##### Trecho de origem #####

Sil Bahia: Aqui no Brasil não existem pesquisas oficiais que mostrem como se dá a presença negra das mulheres na indústria de tecnologia. A PretaLab lançou uns dados do  “Quem Coda BR”, uma pesquisa recente, que mostra que de fato a presença das mulheres negra é pouca e como a gente faz para que essas mulheres ocupem esse espaço. Pensar que esse mercado não absorve essas mulheres porque ele não chega nelas. E esse mercado também não está pronto para receber a presença delas. A gente escuta vários relatos de pessoas que trabalham na tecnologia e é muito difícil se sentirem bem nesses espaços.

INCITI:  Quais são os elementos sociais estruturais que contribuem para excluir essa parcela da população desse mercado?

Sil Bahia: Racismo e o machismo. Pra mim, não existe problema maior no Brasil do que a questão racial. A gente vê isso se reproduzir na área da tecnologia também porque é o reflexo dessa sociedade desigual. Na verdade, aumenta a desigualdade quando esse campo, que é tão poderoso, que é o campo tecnológico,  é um lugar que tem só pessoas padrão: homem jovem, branco, classe média.

Silvana Bahia, diretora de projetos do Olabi e coordenadora do PretaLab. Foto: Safira Moreira/Olabi

INCITI: Como os grandes grupos como o Porto Digital podem contribuir para estimular a presença e permanência da população preta, especialmente mulheres negras, no mercada da tecnologia e inovação? Existe alguma referência que possa ser citada como exemplo de sucesso?

#####

* Explore o material
1. Substitua "mercado" por "setor" em tudo o que vai de "Sil Bahia: Aqui" até "população desse mercado?" na entrevista sobre mulheres negras na tecnologia, transcrevendo esse trecho com a troca feita.
2. Dê continuidade à entrevista sobre mulheres negras na tecnologia a partir do ponto em que ela termina.
As linhas abaixo provêm de uma fonte diferente da entrevista.

##### Dados disponíveis #####

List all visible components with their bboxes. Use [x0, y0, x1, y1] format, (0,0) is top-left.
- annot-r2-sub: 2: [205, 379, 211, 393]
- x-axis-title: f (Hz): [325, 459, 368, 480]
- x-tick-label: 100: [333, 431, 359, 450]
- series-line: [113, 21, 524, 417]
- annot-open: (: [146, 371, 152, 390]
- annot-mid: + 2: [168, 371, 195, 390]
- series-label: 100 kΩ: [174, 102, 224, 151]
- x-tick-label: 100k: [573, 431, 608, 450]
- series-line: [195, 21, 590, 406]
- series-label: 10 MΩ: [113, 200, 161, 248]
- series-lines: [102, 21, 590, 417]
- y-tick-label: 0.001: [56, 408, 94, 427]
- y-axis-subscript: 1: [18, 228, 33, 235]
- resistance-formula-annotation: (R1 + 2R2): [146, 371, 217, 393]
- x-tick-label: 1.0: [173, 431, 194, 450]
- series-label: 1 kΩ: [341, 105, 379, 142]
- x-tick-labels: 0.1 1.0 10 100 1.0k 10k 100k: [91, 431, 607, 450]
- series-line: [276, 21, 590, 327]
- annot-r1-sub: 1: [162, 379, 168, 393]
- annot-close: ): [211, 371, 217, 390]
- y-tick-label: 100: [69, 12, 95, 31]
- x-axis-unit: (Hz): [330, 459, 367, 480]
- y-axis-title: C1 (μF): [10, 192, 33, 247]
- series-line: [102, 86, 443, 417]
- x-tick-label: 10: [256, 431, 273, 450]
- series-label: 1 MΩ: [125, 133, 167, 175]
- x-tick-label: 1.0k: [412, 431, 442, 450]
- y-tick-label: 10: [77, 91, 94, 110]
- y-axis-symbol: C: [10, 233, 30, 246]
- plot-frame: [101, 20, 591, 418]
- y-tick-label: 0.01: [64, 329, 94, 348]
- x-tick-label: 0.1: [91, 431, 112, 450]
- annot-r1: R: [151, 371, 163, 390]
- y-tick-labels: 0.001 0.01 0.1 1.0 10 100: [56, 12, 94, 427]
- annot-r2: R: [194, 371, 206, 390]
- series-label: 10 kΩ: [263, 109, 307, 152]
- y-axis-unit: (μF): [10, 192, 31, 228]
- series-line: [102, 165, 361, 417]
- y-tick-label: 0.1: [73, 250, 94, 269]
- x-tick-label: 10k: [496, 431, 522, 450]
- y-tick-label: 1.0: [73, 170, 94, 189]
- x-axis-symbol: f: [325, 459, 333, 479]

#####

* Resultados
1.
Sil Bahia: Aqui no Brasil não existem pesquisas oficiais que mostrem como se dá a presença negra das mulheres na indústria de tecnologia. A PretaLab lançou uns dados do  “Quem Coda BR”, uma pesquisa recente, que mostra que de fato a presença das mulheres negra é pouca e como a gente faz para que essas mulheres ocupem esse espaço. Pensar que esse setor não absorve essas mulheres porque ele não chega nelas. E esse setor também não está pronto para receber a presença delas. A gente escuta vários relatos de pessoas que trabalham na tecnologia e é muito difícil se sentirem bem nesses espaços.

INCITI:  Quais são os elementos sociais estruturais que contribuem para excluir essa parcela da população desse setor?

2.
Sil Bahia: Um caminho para contribuir, para estimular a presença das pessoas negras nesse mercado, é formar essas pessoas, ajudar essas pessoas a criarem conexões. Também falar para essas empresas que não vai dar para ser como sempre foi. Todo mundo quer ter o selo da diversidade, mas existe uma estrutura para receber essas pessoas? Existe uma política antirracista e antimachista na empresa? Como a gente fomenta essa cultura também? A sociedade é formada em cima desses pilares. Quando você transfere isso para um ambiente de trabalho não é diferente.

O que tem de existir é uma boa vontade, mas não só no sentido social não, mas de querer de fato transformar essas coisas. Fazer com que esses espaços sejam menos hostis. Criar metodologias, ouvir as pessoas para entender porque elas não estão ali. É porque ela não sabia que aquilo existia? Ou porque ela acha que não pode estar ali? Existem muitos caminhos, mas o primeiro é reconhecer que é preciso trabalhar para estimular a presença e permanência das população preta nesses espaços.

INCITI: É possível falar de futuros sem considerar populações historicamente marginalizadas e excluídas do campo da tecnologia para inovação? Como esse campo pode ajudar a diminuir os abismos sociais de um país como o Brasil?

Sil Bahia: É impossível falar de futuro sem considerar as populações historicamente marginalizadas e excluídas. Esse futuro que a gente fala tanto está sendo construído agora, no presente. E essas pessoas precisam estar fazendo esse presente também. A tecnologia tem um papel que pode ser muito transformador no campo social, mas ela também pode acirrar as desigualdades.  Se a gente fosse depender das tecnologias para resolver os problemas sociais, talvez não tivesse mais nenhum, porque tem um monte de tecnologia. Mas a gente vê que as desigualdades não diminuíram. Mas por que não diminuíram? Porque existe um abismo social, de fato, no Brasil e as pessoas que produzem a tecnologia que a gente usa tem um perfil padrão, que é esse homem, branco, do hemisfério norte.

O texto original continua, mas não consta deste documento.